* BEGIN *
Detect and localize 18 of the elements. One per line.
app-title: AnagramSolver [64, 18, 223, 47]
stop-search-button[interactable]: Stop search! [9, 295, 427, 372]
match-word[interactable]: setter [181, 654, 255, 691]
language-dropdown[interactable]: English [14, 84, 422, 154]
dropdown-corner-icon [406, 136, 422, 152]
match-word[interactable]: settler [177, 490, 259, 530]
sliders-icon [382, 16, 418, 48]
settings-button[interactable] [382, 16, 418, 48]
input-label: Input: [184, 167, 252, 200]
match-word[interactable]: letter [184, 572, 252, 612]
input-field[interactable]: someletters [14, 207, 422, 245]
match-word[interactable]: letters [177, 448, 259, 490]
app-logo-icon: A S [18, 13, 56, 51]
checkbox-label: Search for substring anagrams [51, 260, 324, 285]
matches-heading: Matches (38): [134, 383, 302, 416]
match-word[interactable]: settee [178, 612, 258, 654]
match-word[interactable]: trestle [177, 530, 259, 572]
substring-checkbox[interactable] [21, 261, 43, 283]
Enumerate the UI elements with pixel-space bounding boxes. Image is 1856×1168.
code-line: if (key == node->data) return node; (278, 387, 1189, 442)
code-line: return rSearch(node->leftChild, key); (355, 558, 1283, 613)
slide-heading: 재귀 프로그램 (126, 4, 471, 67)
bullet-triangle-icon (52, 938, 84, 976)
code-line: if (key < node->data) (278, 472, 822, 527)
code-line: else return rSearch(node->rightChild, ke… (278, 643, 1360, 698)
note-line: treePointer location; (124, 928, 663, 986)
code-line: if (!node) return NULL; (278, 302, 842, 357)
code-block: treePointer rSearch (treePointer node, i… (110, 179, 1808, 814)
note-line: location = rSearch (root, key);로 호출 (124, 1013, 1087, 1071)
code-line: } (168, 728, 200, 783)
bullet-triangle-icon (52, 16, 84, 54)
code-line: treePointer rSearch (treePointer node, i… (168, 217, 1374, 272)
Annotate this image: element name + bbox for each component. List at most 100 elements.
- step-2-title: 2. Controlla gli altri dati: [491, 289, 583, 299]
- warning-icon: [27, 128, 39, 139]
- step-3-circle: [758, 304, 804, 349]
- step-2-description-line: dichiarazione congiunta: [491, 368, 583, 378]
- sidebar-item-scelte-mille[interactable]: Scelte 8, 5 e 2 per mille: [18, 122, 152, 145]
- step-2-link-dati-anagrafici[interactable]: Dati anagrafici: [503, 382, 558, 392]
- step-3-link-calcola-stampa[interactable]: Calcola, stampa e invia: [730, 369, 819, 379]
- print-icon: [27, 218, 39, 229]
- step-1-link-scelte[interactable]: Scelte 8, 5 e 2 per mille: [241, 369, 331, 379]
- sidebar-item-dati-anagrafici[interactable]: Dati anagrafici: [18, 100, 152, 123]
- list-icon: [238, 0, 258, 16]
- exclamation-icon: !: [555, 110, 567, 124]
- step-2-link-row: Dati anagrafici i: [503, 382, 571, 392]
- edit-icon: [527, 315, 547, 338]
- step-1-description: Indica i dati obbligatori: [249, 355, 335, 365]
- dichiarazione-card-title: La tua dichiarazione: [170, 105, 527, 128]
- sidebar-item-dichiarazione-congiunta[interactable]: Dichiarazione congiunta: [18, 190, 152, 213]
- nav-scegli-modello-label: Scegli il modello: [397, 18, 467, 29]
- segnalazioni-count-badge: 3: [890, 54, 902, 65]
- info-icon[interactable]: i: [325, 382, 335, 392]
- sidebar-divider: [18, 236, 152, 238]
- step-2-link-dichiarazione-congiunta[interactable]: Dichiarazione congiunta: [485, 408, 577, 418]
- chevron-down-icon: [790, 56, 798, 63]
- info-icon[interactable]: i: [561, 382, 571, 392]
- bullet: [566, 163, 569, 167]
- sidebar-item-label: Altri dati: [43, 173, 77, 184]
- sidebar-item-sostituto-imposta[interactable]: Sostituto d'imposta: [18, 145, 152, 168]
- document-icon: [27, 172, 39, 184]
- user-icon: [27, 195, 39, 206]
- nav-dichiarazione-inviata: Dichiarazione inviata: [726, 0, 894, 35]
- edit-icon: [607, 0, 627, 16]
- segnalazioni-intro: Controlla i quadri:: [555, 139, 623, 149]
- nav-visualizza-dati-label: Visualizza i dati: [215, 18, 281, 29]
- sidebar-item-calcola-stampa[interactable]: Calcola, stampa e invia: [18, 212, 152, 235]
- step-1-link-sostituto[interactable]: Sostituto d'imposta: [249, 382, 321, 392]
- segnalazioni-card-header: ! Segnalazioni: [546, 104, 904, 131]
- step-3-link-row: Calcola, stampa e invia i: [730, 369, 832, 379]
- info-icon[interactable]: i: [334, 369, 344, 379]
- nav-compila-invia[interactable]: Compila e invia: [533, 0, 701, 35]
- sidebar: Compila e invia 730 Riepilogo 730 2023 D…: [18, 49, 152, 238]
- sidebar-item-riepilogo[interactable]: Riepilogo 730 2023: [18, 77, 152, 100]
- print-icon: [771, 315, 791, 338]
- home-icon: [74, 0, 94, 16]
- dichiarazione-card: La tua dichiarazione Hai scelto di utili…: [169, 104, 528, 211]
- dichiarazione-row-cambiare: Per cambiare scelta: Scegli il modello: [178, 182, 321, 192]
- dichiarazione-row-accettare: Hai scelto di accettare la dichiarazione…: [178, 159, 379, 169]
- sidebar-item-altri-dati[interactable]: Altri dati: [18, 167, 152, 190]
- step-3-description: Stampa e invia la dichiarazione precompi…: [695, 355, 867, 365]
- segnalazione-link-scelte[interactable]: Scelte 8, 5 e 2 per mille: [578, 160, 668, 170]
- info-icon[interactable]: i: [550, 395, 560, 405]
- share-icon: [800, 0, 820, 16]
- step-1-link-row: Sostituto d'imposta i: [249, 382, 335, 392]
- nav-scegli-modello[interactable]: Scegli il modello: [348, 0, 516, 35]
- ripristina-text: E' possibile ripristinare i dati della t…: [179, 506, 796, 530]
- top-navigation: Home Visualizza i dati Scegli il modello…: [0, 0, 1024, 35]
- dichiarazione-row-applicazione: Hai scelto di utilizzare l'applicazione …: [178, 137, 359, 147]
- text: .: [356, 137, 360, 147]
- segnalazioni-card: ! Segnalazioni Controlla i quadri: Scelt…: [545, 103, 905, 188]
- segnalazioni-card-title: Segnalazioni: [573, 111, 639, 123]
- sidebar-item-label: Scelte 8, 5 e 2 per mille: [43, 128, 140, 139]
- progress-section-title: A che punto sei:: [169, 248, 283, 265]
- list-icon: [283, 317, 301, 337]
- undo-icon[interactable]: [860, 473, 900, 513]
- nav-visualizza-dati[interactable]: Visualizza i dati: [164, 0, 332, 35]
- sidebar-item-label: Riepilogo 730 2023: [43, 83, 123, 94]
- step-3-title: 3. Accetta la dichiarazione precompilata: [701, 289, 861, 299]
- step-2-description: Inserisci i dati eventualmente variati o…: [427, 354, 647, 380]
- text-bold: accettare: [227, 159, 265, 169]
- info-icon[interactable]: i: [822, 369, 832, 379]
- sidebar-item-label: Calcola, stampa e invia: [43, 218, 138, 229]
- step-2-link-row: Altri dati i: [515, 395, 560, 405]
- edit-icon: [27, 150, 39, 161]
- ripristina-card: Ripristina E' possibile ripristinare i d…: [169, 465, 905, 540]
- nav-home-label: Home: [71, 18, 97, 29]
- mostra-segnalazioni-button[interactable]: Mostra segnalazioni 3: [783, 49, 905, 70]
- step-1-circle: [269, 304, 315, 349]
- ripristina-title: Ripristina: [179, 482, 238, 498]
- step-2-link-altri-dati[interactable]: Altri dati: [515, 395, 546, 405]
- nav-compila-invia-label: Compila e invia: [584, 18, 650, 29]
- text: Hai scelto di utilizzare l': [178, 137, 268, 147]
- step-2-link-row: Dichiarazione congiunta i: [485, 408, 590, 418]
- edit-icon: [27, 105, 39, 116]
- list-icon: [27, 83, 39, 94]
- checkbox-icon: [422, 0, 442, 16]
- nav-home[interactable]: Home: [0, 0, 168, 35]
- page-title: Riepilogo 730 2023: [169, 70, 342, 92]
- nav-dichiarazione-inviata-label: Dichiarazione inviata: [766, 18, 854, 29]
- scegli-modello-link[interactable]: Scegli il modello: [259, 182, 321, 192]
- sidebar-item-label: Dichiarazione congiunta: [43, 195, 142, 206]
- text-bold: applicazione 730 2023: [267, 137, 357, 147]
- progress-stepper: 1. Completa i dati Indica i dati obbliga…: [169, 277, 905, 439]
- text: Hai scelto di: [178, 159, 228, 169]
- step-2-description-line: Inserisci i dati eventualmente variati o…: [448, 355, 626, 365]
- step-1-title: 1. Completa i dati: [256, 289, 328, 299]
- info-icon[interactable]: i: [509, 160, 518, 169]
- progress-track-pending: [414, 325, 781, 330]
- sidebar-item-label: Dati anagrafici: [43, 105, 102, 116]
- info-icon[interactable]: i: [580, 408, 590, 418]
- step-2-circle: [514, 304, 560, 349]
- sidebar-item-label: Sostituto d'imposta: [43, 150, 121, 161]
* END *
▶ _The task_
Could you format the stretch of items above, from the very first line through the line containing "settings-button[interactable] [382, 16, 418, 48]" (that line included), as a Markdown table with the columns Row and Item line, numbering each row and leaving out blank lines?

▶ _Output_
| Row | Item line |
|---|---|
| 1 | Detect and localize 18 of the elements. One per line. |
| 2 | app-title: AnagramSolver [64, 18, 223, 47] |
| 3 | stop-search-button[interactable]: Stop search! [9, 295, 427, 372] |
| 4 | match-word[interactable]: setter [181, 654, 255, 691] |
| 5 | language-dropdown[interactable]: English [14, 84, 422, 154] |
| 6 | dropdown-corner-icon [406, 136, 422, 152] |
| 7 | match-word[interactable]: settler [177, 490, 259, 530] |
| 8 | sliders-icon [382, 16, 418, 48] |
| 9 | settings-button[interactable] [382, 16, 418, 48] |